** Exercise goal **
Find every line with the word "Loss". Copy those lines.
# # #
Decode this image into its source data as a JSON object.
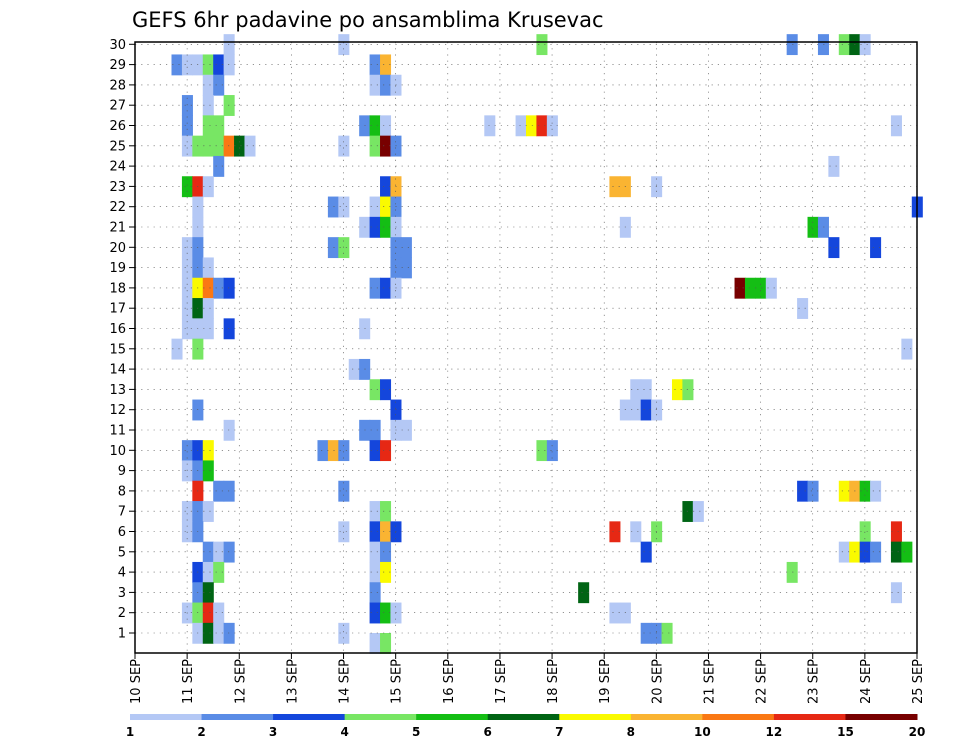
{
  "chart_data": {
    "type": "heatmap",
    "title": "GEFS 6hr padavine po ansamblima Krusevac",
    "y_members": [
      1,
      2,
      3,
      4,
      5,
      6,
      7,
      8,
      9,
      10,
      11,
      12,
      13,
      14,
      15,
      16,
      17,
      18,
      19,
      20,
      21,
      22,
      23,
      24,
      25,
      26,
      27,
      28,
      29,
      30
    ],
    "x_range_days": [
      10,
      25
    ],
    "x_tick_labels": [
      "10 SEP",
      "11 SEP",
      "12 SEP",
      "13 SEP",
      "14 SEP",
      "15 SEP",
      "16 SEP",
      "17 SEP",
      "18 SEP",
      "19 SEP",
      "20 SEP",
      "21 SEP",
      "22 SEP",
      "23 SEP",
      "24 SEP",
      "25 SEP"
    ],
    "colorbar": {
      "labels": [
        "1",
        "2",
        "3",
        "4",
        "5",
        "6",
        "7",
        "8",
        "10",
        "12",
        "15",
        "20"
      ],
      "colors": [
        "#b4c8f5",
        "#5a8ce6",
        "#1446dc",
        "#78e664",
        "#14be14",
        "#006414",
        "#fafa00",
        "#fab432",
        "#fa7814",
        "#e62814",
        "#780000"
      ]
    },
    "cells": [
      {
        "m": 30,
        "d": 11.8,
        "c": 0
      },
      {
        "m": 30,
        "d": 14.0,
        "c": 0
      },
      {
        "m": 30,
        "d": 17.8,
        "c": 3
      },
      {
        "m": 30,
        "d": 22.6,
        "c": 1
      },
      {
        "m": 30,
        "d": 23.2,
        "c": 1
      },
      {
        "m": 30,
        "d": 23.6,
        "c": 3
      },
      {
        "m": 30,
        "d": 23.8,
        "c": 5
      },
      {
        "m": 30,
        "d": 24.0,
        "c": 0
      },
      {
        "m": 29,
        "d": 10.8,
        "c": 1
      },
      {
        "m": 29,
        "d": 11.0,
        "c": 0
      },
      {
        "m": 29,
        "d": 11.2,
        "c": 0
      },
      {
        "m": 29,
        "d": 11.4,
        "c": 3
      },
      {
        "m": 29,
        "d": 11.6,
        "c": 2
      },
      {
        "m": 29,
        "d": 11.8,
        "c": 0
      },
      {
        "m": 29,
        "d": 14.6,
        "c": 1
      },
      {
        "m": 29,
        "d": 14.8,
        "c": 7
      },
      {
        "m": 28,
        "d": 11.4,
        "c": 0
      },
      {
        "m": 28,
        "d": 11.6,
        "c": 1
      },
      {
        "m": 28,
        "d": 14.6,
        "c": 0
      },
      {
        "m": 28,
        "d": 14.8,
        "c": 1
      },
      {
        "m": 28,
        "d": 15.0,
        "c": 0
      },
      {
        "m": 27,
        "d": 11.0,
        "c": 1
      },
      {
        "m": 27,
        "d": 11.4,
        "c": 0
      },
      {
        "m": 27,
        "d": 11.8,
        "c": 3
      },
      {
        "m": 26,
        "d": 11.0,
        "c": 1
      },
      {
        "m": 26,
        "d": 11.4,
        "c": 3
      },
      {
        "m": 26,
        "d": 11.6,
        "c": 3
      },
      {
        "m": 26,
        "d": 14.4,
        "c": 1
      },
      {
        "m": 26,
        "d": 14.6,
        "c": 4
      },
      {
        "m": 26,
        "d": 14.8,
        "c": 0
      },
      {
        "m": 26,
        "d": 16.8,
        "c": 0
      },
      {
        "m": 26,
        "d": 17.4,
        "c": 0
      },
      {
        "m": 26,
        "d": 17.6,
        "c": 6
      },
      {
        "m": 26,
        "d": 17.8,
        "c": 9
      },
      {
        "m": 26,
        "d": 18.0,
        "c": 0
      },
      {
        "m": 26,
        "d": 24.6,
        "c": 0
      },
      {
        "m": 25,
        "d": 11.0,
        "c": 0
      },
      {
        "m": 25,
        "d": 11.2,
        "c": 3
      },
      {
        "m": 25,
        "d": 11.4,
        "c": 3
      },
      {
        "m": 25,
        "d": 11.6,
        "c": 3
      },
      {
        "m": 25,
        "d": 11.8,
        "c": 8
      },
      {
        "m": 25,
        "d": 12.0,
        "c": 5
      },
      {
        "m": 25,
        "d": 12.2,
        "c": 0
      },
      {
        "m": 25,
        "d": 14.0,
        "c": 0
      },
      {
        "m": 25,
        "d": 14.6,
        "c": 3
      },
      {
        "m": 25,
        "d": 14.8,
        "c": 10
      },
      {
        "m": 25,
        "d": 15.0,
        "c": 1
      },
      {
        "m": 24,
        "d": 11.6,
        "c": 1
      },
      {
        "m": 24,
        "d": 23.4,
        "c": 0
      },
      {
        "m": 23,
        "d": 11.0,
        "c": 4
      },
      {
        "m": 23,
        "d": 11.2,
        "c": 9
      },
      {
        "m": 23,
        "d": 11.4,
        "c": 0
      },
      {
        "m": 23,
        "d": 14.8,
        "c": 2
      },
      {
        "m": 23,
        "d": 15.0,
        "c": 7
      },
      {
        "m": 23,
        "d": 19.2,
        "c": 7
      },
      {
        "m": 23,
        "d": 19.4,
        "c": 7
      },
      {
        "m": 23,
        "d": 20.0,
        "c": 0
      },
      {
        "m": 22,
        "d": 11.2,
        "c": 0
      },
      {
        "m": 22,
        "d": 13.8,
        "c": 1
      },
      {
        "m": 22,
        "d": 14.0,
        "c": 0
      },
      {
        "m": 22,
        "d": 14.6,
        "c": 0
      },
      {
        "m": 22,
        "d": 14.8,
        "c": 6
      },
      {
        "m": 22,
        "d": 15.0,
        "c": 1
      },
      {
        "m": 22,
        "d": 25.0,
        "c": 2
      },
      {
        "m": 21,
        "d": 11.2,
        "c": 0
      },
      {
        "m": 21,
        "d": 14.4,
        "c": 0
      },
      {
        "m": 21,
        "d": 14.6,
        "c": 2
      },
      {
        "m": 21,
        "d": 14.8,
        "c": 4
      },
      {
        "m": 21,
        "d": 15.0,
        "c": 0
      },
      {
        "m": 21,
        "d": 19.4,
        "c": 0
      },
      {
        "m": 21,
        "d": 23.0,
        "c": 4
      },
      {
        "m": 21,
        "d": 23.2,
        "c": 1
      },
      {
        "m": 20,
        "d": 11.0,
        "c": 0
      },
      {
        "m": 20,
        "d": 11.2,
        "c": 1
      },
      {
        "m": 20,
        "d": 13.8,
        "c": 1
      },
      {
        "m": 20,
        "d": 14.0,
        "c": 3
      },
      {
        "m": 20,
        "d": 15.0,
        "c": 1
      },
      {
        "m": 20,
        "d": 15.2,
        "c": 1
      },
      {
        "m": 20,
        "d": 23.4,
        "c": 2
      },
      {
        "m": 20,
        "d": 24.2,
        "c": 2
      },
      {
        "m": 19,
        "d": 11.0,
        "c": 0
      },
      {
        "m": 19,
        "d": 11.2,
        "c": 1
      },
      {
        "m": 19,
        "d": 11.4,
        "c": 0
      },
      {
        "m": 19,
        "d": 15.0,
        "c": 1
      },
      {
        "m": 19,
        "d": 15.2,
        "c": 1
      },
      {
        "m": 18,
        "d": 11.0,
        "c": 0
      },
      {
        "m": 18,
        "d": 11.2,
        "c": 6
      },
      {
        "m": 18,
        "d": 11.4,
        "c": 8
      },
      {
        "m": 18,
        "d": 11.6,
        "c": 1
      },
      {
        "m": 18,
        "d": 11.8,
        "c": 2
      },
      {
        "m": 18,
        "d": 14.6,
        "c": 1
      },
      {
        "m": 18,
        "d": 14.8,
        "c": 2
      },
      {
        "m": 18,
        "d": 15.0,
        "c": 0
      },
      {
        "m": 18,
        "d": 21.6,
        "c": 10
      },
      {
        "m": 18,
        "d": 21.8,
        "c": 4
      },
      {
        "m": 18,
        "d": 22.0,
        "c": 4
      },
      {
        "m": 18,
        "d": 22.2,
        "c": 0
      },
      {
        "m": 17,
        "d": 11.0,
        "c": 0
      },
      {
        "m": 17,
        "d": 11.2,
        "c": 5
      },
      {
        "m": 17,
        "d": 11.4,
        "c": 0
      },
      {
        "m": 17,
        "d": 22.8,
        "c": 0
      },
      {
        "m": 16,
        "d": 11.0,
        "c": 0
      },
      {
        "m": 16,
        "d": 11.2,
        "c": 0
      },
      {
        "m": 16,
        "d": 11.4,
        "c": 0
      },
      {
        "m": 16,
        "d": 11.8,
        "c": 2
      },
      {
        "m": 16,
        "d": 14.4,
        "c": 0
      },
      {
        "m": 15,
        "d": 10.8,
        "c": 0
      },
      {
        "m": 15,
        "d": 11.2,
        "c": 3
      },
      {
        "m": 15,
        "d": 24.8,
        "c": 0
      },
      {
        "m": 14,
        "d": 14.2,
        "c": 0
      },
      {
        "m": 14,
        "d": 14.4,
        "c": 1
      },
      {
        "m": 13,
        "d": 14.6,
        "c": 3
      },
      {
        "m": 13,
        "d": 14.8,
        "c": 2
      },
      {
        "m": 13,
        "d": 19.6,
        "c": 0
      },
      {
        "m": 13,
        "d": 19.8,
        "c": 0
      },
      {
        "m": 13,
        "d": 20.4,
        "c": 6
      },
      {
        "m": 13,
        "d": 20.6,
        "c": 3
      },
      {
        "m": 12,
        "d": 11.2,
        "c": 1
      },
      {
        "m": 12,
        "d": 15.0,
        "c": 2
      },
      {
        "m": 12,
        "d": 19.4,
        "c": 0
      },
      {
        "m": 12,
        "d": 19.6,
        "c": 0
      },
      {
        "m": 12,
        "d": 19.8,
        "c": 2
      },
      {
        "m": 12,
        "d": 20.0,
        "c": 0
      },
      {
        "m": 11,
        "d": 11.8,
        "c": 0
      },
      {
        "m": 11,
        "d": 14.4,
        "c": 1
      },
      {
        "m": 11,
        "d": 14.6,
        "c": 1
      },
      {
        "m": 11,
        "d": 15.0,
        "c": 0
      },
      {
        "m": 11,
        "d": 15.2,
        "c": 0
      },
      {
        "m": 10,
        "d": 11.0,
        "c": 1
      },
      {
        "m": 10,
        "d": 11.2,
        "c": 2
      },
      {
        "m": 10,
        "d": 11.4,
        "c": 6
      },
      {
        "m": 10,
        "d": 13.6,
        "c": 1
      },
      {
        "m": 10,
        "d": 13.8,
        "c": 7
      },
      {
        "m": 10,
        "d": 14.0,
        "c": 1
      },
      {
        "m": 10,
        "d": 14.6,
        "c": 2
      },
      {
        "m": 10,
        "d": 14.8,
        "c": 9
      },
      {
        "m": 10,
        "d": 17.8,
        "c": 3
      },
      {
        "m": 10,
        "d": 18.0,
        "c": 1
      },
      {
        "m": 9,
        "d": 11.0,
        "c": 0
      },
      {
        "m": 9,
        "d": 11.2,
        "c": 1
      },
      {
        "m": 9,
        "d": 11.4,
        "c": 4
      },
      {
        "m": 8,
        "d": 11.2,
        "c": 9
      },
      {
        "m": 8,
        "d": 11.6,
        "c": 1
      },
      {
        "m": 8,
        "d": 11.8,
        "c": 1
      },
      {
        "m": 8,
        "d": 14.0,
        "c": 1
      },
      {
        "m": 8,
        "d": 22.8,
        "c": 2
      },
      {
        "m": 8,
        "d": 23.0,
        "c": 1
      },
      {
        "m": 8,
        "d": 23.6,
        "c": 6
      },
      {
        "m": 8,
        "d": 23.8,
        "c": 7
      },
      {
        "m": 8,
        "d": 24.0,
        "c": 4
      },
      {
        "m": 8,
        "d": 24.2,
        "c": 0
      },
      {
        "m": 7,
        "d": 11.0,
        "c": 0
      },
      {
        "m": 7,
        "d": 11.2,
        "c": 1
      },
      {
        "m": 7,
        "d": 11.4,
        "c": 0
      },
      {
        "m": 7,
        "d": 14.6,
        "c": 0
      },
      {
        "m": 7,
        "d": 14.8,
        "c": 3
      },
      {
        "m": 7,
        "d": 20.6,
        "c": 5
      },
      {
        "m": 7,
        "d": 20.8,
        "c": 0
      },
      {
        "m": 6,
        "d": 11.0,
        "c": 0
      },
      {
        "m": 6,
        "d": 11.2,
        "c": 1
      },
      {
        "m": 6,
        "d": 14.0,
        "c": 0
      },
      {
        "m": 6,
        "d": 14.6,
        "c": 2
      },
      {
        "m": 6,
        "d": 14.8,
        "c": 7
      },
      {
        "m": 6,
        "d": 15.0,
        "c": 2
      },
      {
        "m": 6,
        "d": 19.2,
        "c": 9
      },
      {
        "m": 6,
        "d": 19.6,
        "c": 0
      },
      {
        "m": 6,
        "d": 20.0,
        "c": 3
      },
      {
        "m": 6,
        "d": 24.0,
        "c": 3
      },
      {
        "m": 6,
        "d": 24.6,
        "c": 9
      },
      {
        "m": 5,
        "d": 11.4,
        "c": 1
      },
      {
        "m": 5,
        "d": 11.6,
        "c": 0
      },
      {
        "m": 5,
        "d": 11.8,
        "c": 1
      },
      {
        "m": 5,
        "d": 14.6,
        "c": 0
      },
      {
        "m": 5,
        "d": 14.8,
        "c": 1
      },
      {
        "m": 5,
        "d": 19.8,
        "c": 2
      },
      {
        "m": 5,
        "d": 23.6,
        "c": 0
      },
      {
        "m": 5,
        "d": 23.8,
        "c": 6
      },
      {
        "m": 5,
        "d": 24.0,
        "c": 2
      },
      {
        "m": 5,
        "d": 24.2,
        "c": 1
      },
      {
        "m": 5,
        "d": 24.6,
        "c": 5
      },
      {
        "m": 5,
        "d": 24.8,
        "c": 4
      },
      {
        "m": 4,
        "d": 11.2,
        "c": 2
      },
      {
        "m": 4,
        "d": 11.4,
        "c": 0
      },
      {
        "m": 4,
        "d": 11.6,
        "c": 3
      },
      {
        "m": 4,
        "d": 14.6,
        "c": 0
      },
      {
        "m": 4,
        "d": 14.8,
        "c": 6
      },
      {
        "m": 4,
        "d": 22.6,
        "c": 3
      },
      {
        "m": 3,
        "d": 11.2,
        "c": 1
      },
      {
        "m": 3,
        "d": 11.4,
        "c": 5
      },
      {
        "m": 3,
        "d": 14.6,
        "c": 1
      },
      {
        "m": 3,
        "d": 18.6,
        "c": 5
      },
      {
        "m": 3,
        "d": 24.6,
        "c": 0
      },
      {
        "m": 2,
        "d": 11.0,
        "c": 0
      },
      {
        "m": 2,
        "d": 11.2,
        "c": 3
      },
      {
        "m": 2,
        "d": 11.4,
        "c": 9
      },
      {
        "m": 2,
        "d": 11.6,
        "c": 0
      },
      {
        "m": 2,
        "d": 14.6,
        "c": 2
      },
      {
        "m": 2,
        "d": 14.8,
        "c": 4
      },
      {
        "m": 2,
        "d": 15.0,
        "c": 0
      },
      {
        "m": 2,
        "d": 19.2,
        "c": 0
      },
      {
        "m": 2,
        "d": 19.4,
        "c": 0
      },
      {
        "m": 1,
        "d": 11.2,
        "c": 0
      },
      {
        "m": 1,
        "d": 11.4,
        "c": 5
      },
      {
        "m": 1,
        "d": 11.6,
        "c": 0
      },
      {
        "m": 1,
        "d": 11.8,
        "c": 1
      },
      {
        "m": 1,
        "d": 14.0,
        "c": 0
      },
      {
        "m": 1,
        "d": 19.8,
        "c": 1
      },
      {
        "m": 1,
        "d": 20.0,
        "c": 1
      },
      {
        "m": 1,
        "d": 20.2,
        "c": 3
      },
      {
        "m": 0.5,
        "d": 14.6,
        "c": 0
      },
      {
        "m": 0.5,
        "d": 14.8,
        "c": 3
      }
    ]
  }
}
# # #
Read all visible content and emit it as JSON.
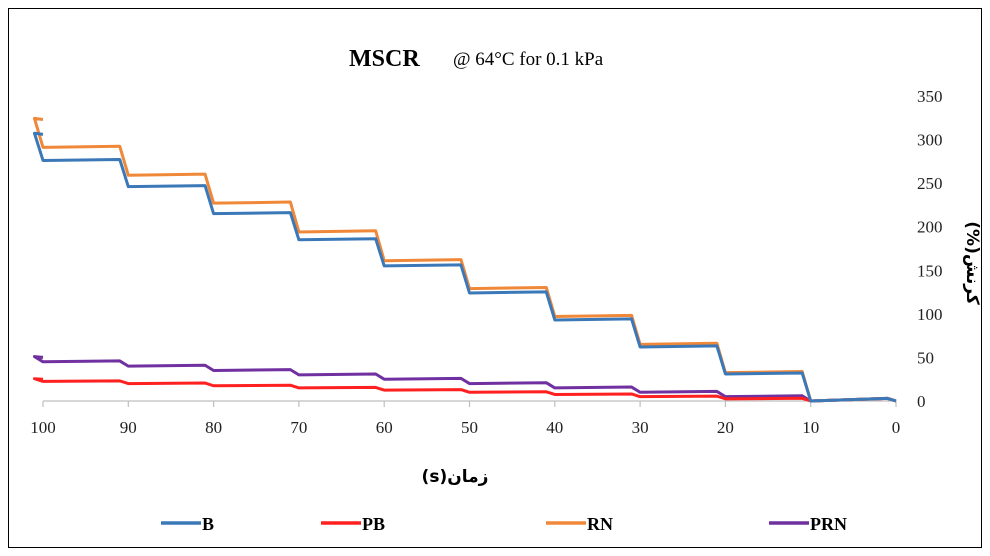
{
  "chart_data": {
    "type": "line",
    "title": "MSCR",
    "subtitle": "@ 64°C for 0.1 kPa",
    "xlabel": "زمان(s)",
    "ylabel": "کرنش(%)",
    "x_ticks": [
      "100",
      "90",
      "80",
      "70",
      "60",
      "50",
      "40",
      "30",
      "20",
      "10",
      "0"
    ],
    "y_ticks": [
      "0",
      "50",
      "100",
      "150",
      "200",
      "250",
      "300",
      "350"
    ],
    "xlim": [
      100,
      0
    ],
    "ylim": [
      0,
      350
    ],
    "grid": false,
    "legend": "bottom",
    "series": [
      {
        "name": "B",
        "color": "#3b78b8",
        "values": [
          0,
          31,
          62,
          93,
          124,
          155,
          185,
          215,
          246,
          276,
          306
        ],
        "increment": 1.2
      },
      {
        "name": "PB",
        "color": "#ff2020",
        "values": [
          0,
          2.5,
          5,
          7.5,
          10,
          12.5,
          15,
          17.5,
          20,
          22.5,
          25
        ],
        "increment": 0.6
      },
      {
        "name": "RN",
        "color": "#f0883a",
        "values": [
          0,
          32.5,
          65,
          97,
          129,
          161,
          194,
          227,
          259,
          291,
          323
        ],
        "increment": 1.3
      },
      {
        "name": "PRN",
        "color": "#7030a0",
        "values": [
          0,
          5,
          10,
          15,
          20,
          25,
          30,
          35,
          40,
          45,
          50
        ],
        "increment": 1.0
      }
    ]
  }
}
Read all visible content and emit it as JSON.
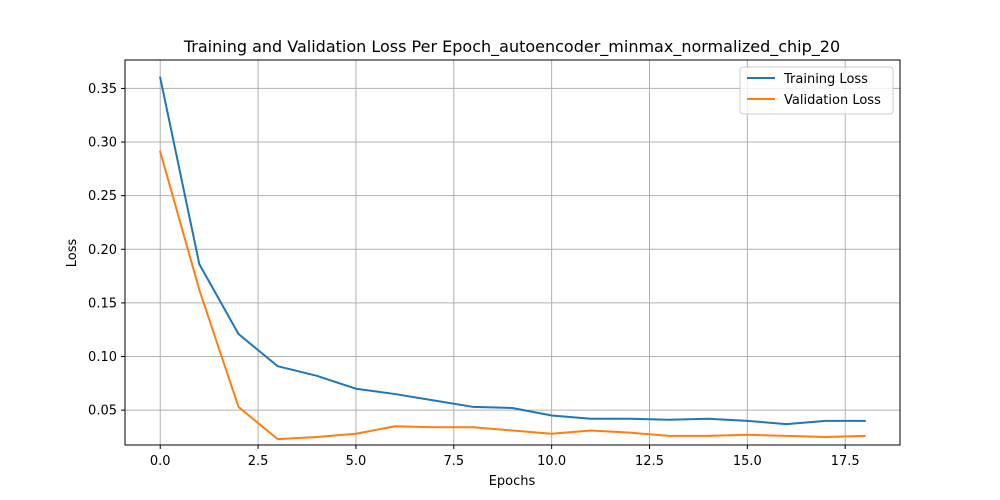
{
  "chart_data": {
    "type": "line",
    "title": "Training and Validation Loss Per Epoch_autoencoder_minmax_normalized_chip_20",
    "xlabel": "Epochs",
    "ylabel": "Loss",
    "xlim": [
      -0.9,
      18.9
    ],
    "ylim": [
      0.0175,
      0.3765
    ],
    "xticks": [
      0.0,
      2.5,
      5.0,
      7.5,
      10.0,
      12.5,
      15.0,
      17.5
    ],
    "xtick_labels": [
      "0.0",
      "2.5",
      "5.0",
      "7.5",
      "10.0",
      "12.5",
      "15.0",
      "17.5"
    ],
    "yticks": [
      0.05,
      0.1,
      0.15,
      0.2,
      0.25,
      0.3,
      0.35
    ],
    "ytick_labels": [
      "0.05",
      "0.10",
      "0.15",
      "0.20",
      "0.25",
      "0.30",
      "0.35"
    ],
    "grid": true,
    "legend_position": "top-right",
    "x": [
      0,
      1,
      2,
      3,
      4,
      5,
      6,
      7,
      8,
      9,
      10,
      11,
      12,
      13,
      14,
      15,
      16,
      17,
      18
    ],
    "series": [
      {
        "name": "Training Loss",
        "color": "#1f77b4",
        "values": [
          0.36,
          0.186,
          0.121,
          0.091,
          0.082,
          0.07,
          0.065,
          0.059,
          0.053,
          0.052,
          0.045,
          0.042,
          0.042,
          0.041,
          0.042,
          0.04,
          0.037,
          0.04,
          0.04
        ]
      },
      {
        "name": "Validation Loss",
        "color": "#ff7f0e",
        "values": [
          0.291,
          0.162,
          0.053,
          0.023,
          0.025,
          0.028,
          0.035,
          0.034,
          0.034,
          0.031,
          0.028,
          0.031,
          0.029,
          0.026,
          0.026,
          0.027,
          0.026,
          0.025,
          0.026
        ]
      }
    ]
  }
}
# # #
** Solution **
    "title": "Training and Validation Loss Per Epoch_autoencoder_minmax_normalized_chip_20",
    "ylabel": "Loss",
        "name": "Training Loss",
        "name": "Validation Loss",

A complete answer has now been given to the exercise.